Problem requirements: Comb the records below for the string "text" and copy each line where it turns up.
═══
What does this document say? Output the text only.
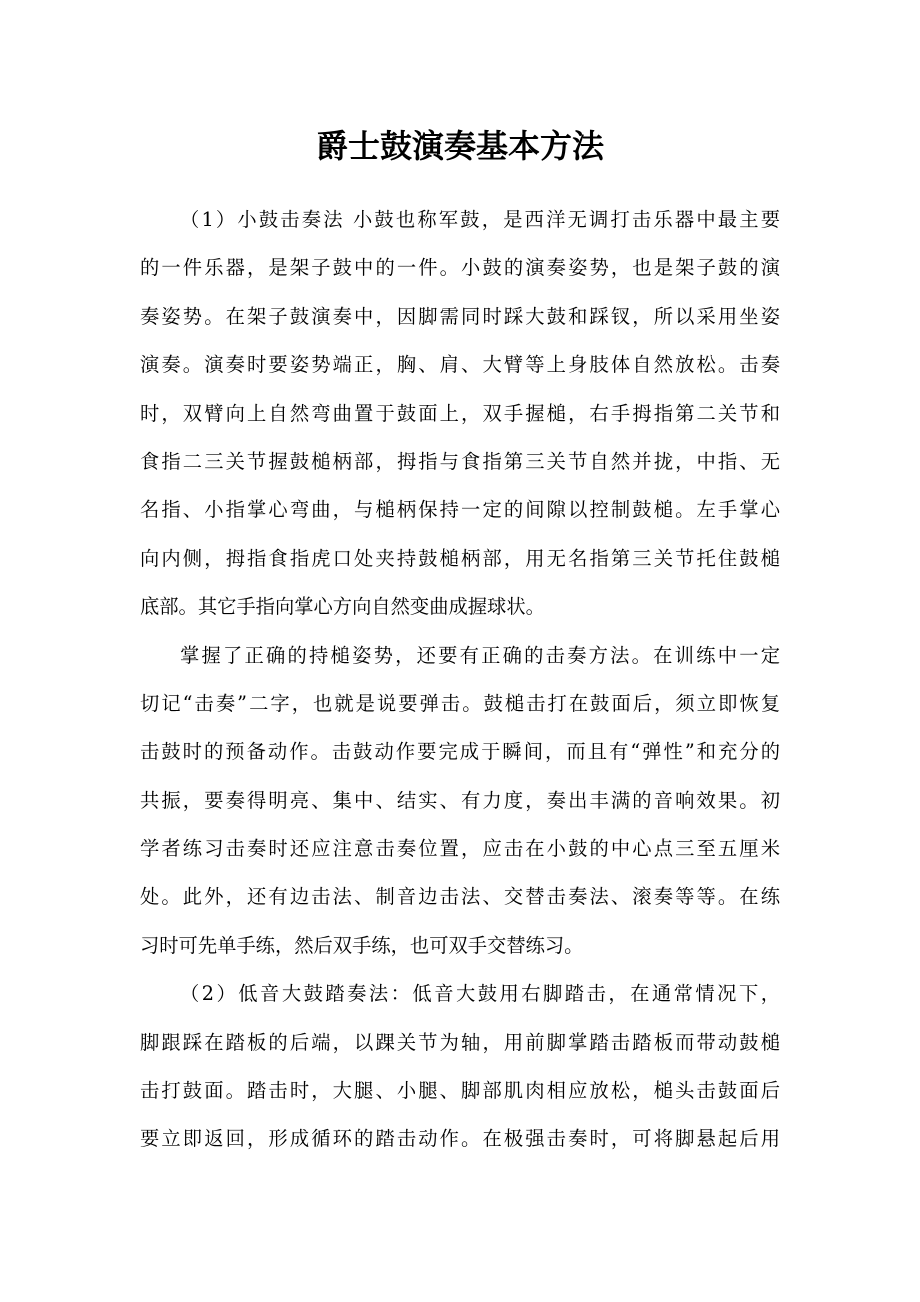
爵士鼓演奏基本方法
（1）小鼓击奏法 小鼓也称军鼓，是西洋无调打击乐器中最主要
的一件乐器，是架子鼓中的一件。小鼓的演奏姿势，也是架子鼓的演
奏姿势。在架子鼓演奏中，因脚需同时踩大鼓和踩钗，所以采用坐姿
演奏。演奏时要姿势端正，胸、肩、大臂等上身肢体自然放松。击奏
时，双臂向上自然弯曲置于鼓面上，双手握槌，右手拇指第二关节和
食指二三关节握鼓槌柄部，拇指与食指第三关节自然并拢，中指、无
名指、小指掌心弯曲，与槌柄保持一定的间隙以控制鼓槌。左手掌心
向内侧，拇指食指虎口处夹持鼓槌柄部，用无名指第三关节托住鼓槌
底部。其它手指向掌心方向自然变曲成握球状。
掌握了正确的持槌姿势，还要有正确的击奏方法。在训练中一定
切记“击奏”二字，也就是说要弹击。鼓槌击打在鼓面后，须立即恢复
击鼓时的预备动作。击鼓动作要完成于瞬间，而且有“弹性”和充分的
共振，要奏得明亮、集中、结实、有力度，奏出丰满的音响效果。初
学者练习击奏时还应注意击奏位置，应击在小鼓的中心点三至五厘米
处。此外，还有边击法、制音边击法、交替击奏法、滚奏等等。在练
习时可先单手练，然后双手练，也可双手交替练习。
（2）低音大鼓踏奏法：低音大鼓用右脚踏击，在通常情况下，
脚跟踩在踏板的后端，以踝关节为轴，用前脚掌踏击踏板而带动鼓槌
击打鼓面。踏击时，大腿、小腿、脚部肌肉相应放松，槌头击鼓面后
要立即返回，形成循环的踏击动作。在极强击奏时，可将脚悬起后用
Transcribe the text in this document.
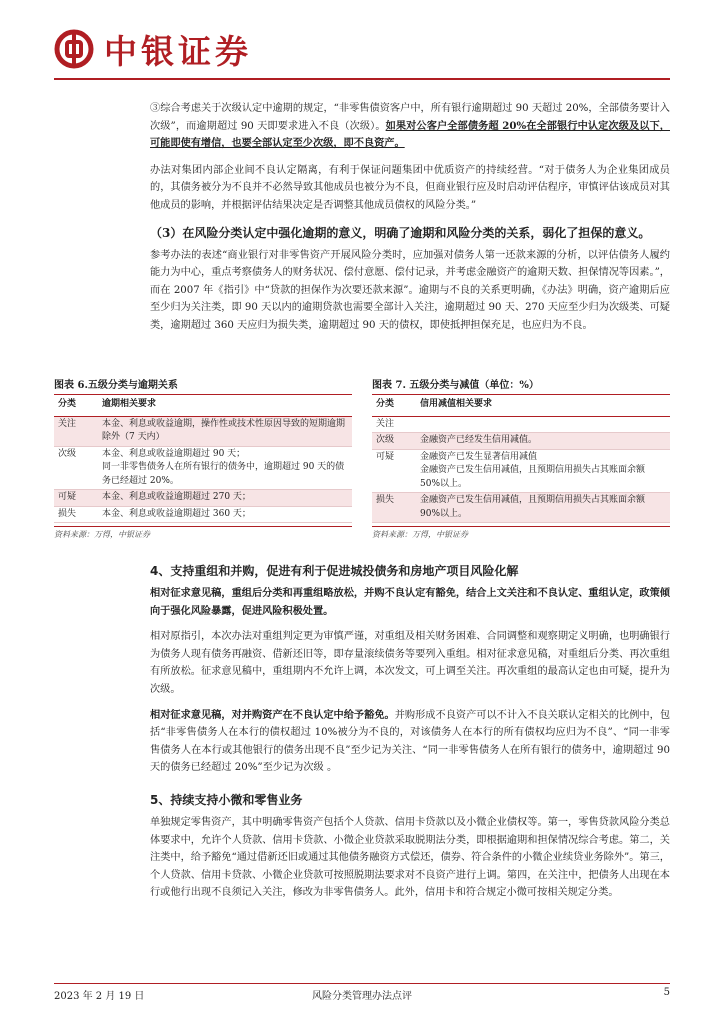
中银证券

③综合考虑关于次级认定中逾期的规定，“非零售债资客户中，所有银行逾期超过 90 天超过 20%，全部债务要计入次级”，而逾期超过 90 天即要求进入不良（次级）。如果对公客户全部债务超 20%在全部银行中认定次级及以下，可能即使有增信，也要全部认定至少次级，即不良资产。

办法对集团内部企业间不良认定隔离，有利于保证问题集团中优质资产的持续经营。“对于债务人为企业集团成员的，其债务被分为不良并不必然导致其他成员也被分为不良，但商业银行应及时启动评估程序，审慎评估该成员对其他成员的影响，并根据评估结果决定是否调整其他成员债权的风险分类。”

（3）在风险分类认定中强化逾期的意义，明确了逾期和风险分类的关系，弱化了担保的意义。

参考办法的表述“商业银行对非零售资产开展风险分类时，应加强对债务人第一还款来源的分析，以评估债务人履约能力为中心，重点考察债务人的财务状况、偿付意愿、偿付记录，并考虑金融资产的逾期天数、担保情况等因素。”，而在 2007 年《指引》中“贷款的担保作为次要还款来源”。逾期与不良的关系更明确，《办法》明确，资产逾期后应至少归为关注类，即 90 天以内的逾期贷款也需要全部计入关注，逾期超过 90 天、270 天应至少归为次级类、可疑类，逾期超过 360 天应归为损失类，逾期超过 90 天的债权，即使抵押担保充足，也应归为不良。

图表 6.五级分类与逾期关系
分类	逾期相关要求
关注	本金、利息或收益逾期，操作性或技术性原因导致的短期逾期除外（7 天内）
次级	本金、利息或收益逾期超过 90 天；
同一非零售债务人在所有银行的债务中，逾期超过 90 天的债务已经超过 20%。
可疑	本金、利息或收益逾期超过 270 天；
损失	本金、利息或收益逾期超过 360 天；
资料来源：万得，中银证券
图表 7. 五级分类与减值（单位：%）
分类	信用减值相关要求
关注	
次级	金融资产已经发生信用减值。
可疑	金融资产已发生显著信用减值
金融资产已发生信用减值，且预期信用损失占其账面余额 50%以上。
损失	金融资产已发生信用减值，且预期信用损失占其账面余额 90%以上。
资料来源：万得，中银证券

4、支持重组和并购，促进有利于促进城投债务和房地产项目风险化解

相对征求意见稿，重组后分类和再重组略放松，并购不良认定有豁免，结合上文关注和不良认定、重组认定，政策倾向于强化风险暴露，促进风险积极处置。

相对原指引，本次办法对重组判定更为审慎严谨，对重组及相关财务困难、合同调整和观察期定义明确，也明确银行为债务人现有债务再融资、借新还旧等，即存量滚续债务等要列入重组。相对征求意见稿，对重组后分类、再次重组有所放松。征求意见稿中，重组期内不允许上调，本次发文，可上调至关注。再次重组的最高认定也由可疑，提升为次级。

相对征求意见稿，对并购资产在不良认定中给予豁免。并购形成不良资产可以不计入不良关联认定相关的比例中，包括“非零售债务人在本行的债权超过 10%被分为不良的，对该债务人在本行的所有债权均应归为不良”、“同一非零售债务人在本行或其他银行的债务出现不良”至少记为关注、“同一非零售债务人在所有银行的债务中，逾期超过 90 天的债务已经超过 20%”至少记为次级 。

5、持续支持小微和零售业务

单独规定零售资产，其中明确零售资产包括个人贷款、信用卡贷款以及小微企业债权等。第一，零售贷款风险分类总体要求中，允许个人贷款、信用卡贷款、小微企业贷款采取脱期法分类，即根据逾期和担保情况综合考虑。第二，关注类中，给予豁免“通过借新还旧或通过其他债务融资方式偿还，债券、符合条件的小微企业续贷业务除外”。第三， 个人贷款、信用卡贷款、小微企业贷款可按照脱期法要求对不良资产进行上调。第四，在关注中，把债务人出现在本行或他行出现不良须记入关注，修改为非零售债务人。此外，信用卡和符合规定小微可按相关规定分类。

2023 年 2 月 19 日	风险分类管理办法点评	5
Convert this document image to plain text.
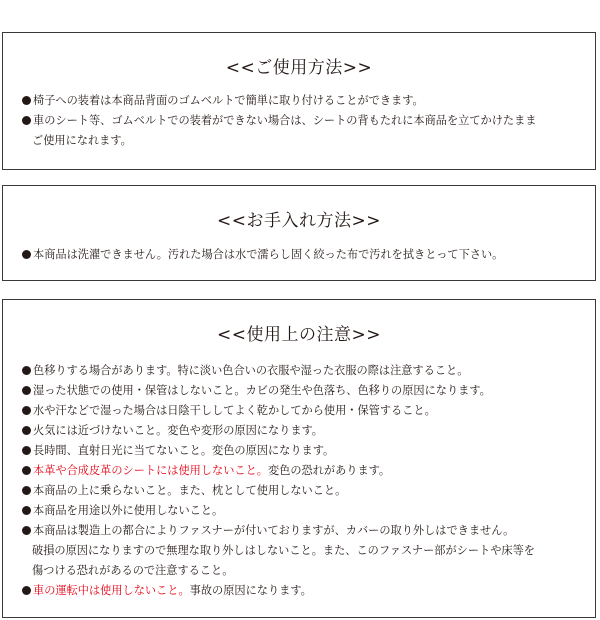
<<ご使用方法>>
椅子への装着は本商品背面のゴムベルトで簡単に取り付けることができます。
車のシート等、ゴムベルトでの装着ができない場合は、シートの背もたれに本商品を立てかけたまま
ご使用になれます。
<<お手入れ方法>>
本商品は洗濯できません。汚れた場合は水で濡らし固く絞った布で汚れを拭きとって下さい。
<<使用上の注意>>
色移りする場合があります。特に淡い色合いの衣服や湿った衣服の際は注意すること。
湿った状態での使用・保管はしないこと。カビの発生や色落ち、色移りの原因になります。
水や汗などで湿った場合は日陰干ししてよく乾かしてから使用・保管すること。
火気には近づけないこと。変色や変形の原因になります。
長時間、直射日光に当てないこと。変色の原因になります。
本革や合成皮革のシートには使用しないこと。変色の恐れがあります。
本商品の上に乗らないこと。また、枕として使用しないこと。
本商品を用途以外に使用しないこと。
本商品は製造上の都合によりファスナーが付いておりますが、カバーの取り外しはできません。
破損の原因になりますので無理な取り外しはしないこと。また、このファスナー部がシートや床等を
傷つける恐れがあるので注意すること。
車の運転中は使用しないこと。事故の原因になります。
═══
Result of this task:
What does this document say? Output the text only.
Transcribe the text in this document.
Convert this document image to plain text.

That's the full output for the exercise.